[Begin Provided records]
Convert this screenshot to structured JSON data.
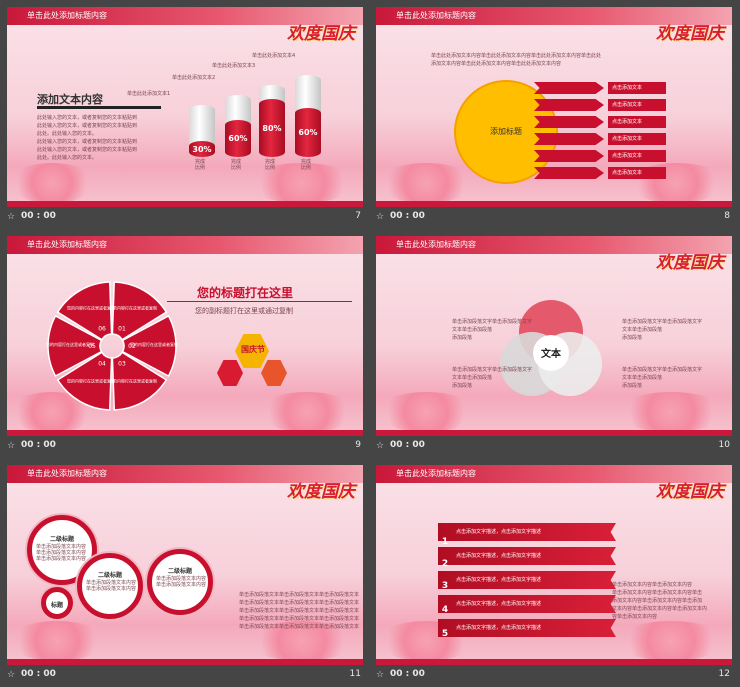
{
  "header_placeholder": "单击此处添加标题内容",
  "logo_text": "欢度国庆",
  "time": "00 : 00",
  "slides": [
    {
      "num": "7"
    },
    {
      "num": "8"
    },
    {
      "num": "9"
    },
    {
      "num": "10"
    },
    {
      "num": "11"
    },
    {
      "num": "12"
    }
  ],
  "s7": {
    "title": "添加文本内容",
    "body": [
      "此处输入您的文本，或者复制您的文本粘贴到",
      "此处输入您的文本，或者复制您的文本粘贴到",
      "此处。此处输入您的文本。",
      "此处输入您的文本，或者复制您的文本粘贴到",
      "此处输入您的文本，或者复制您的文本粘贴到",
      "此处。此处输入您的文本。"
    ],
    "legend": [
      "单击此处添加文本1",
      "单击此处添加文本2",
      "单击此处添加文本3",
      "单击此处添加文本4"
    ],
    "bars": [
      {
        "pct": "30%",
        "level": 0.3,
        "label": "完成比例"
      },
      {
        "pct": "60%",
        "level": 0.6,
        "label": "完成比例"
      },
      {
        "pct": "80%",
        "level": 0.8,
        "label": "完成比例"
      },
      {
        "pct": "60%",
        "level": 0.6,
        "label": "完成比例"
      }
    ]
  },
  "s8": {
    "intro": [
      "单击此处添加文本内容单击此处添加文本内容单击此处添加文本内容单击此处",
      "添加文本内容单击此处添加文本内容单击此处添加文本内容"
    ],
    "circle": "添加标题",
    "items": [
      "点击添加文本",
      "点击添加文本",
      "点击添加文本",
      "点击添加文本",
      "点击添加文本",
      "点击添加文本"
    ]
  },
  "s9": {
    "title": "您的标题打在这里",
    "subtitle": "您的副标题打在这里或通过复制",
    "segments": [
      {
        "n": "01",
        "t": "您的内容打在这里或者复制"
      },
      {
        "n": "02",
        "t": "您的内容打在这里或者复制"
      },
      {
        "n": "03",
        "t": "您的内容打在这里或者复制"
      },
      {
        "n": "04",
        "t": "您的内容打在这里或者复制"
      },
      {
        "n": "05",
        "t": "您的内容打在这里或者复制"
      },
      {
        "n": "06",
        "t": "您的内容打在这里或者复制"
      }
    ],
    "badge": "国庆节"
  },
  "s10": {
    "center": "文本",
    "left": [
      "单击添加段落文字单击添加段落文字",
      "文本单击添加段落",
      "添加段落"
    ],
    "right": [
      "单击添加段落文字单击添加段落文字",
      "文本单击添加段落",
      "添加段落"
    ]
  },
  "s11": {
    "big": {
      "title": "二级标题",
      "lines": [
        "单击添加段落文本内容",
        "单击添加段落文本内容",
        "单击添加段落文本内容"
      ]
    },
    "mid": {
      "title": "二级标题",
      "lines": [
        "单击添加段落文本内容",
        "单击添加段落文本内容"
      ]
    },
    "small": {
      "title": "标题"
    },
    "right": {
      "title": "二级标题",
      "lines": [
        "单击添加段落文本内容",
        "单击添加段落文本内容"
      ]
    },
    "body": [
      "单击添加段落文本单击添加段落文本单击添加段落文本",
      "单击添加段落文本单击添加段落文本单击添加段落文本",
      "单击添加段落文本单击添加段落文本单击添加段落文本",
      "单击添加段落文本单击添加段落文本单击添加段落文本",
      "单击添加段落文本单击添加段落文本单击添加段落文本"
    ]
  },
  "s12": {
    "rows": [
      {
        "n": "1",
        "t": "点击添加文字描述，点击添加文字描述"
      },
      {
        "n": "2",
        "t": "点击添加文字描述，点击添加文字描述"
      },
      {
        "n": "3",
        "t": "点击添加文字描述，点击添加文字描述"
      },
      {
        "n": "4",
        "t": "点击添加文字描述，点击添加文字描述"
      },
      {
        "n": "5",
        "t": "点击添加文字描述，点击添加文字描述"
      }
    ],
    "body": [
      "单击添加文本内容单击添加文本内容",
      "单击添加文本内容单击添加文本内容单击",
      "添加文本内容单击添加文本内容单击添加",
      "文本内容单击添加文本内容单击添加文本内",
      "容单击添加文本内容"
    ]
  }
}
[End Provided records]
- Prompt -
Each entry gets copied exactly; the pictures stay out.

- Result for this exercise -
Convert this screenshot to structured JSON data.
{
  "header_placeholder": "单击此处添加标题内容",
  "logo_text": "欢度国庆",
  "time": "00 : 00",
  "slides": [
    {
      "num": "7"
    },
    {
      "num": "8"
    },
    {
      "num": "9"
    },
    {
      "num": "10"
    },
    {
      "num": "11"
    },
    {
      "num": "12"
    }
  ],
  "s7": {
    "title": "添加文本内容",
    "body": [
      "此处输入您的文本，或者复制您的文本粘贴到",
      "此处输入您的文本，或者复制您的文本粘贴到",
      "此处。此处输入您的文本。",
      "此处输入您的文本，或者复制您的文本粘贴到",
      "此处输入您的文本，或者复制您的文本粘贴到",
      "此处。此处输入您的文本。"
    ],
    "legend": [
      "单击此处添加文本1",
      "单击此处添加文本2",
      "单击此处添加文本3",
      "单击此处添加文本4"
    ],
    "bars": [
      {
        "pct": "30%",
        "level": 0.3,
        "label": "完成比例"
      },
      {
        "pct": "60%",
        "level": 0.6,
        "label": "完成比例"
      },
      {
        "pct": "80%",
        "level": 0.8,
        "label": "完成比例"
      },
      {
        "pct": "60%",
        "level": 0.6,
        "label": "完成比例"
      }
    ]
  },
  "s8": {
    "intro": [
      "单击此处添加文本内容单击此处添加文本内容单击此处添加文本内容单击此处",
      "添加文本内容单击此处添加文本内容单击此处添加文本内容"
    ],
    "circle": "添加标题",
    "items": [
      "点击添加文本",
      "点击添加文本",
      "点击添加文本",
      "点击添加文本",
      "点击添加文本",
      "点击添加文本"
    ]
  },
  "s9": {
    "title": "您的标题打在这里",
    "subtitle": "您的副标题打在这里或通过复制",
    "segments": [
      {
        "n": "01",
        "t": "您的内容打在这里或者复制"
      },
      {
        "n": "02",
        "t": "您的内容打在这里或者复制"
      },
      {
        "n": "03",
        "t": "您的内容打在这里或者复制"
      },
      {
        "n": "04",
        "t": "您的内容打在这里或者复制"
      },
      {
        "n": "05",
        "t": "您的内容打在这里或者复制"
      },
      {
        "n": "06",
        "t": "您的内容打在这里或者复制"
      }
    ],
    "badge": "国庆节"
  },
  "s10": {
    "center": "文本",
    "left": [
      "单击添加段落文字单击添加段落文字",
      "文本单击添加段落",
      "添加段落"
    ],
    "right": [
      "单击添加段落文字单击添加段落文字",
      "文本单击添加段落",
      "添加段落"
    ]
  },
  "s11": {
    "big": {
      "title": "二级标题",
      "lines": [
        "单击添加段落文本内容",
        "单击添加段落文本内容",
        "单击添加段落文本内容"
      ]
    },
    "mid": {
      "title": "二级标题",
      "lines": [
        "单击添加段落文本内容",
        "单击添加段落文本内容"
      ]
    },
    "small": {
      "title": "标题"
    },
    "right": {
      "title": "二级标题",
      "lines": [
        "单击添加段落文本内容",
        "单击添加段落文本内容"
      ]
    },
    "body": [
      "单击添加段落文本单击添加段落文本单击添加段落文本",
      "单击添加段落文本单击添加段落文本单击添加段落文本",
      "单击添加段落文本单击添加段落文本单击添加段落文本",
      "单击添加段落文本单击添加段落文本单击添加段落文本",
      "单击添加段落文本单击添加段落文本单击添加段落文本"
    ]
  },
  "s12": {
    "rows": [
      {
        "n": "1",
        "t": "点击添加文字描述，点击添加文字描述"
      },
      {
        "n": "2",
        "t": "点击添加文字描述，点击添加文字描述"
      },
      {
        "n": "3",
        "t": "点击添加文字描述，点击添加文字描述"
      },
      {
        "n": "4",
        "t": "点击添加文字描述，点击添加文字描述"
      },
      {
        "n": "5",
        "t": "点击添加文字描述，点击添加文字描述"
      }
    ],
    "body": [
      "单击添加文本内容单击添加文本内容",
      "单击添加文本内容单击添加文本内容单击",
      "添加文本内容单击添加文本内容单击添加",
      "文本内容单击添加文本内容单击添加文本内",
      "容单击添加文本内容"
    ]
  }
}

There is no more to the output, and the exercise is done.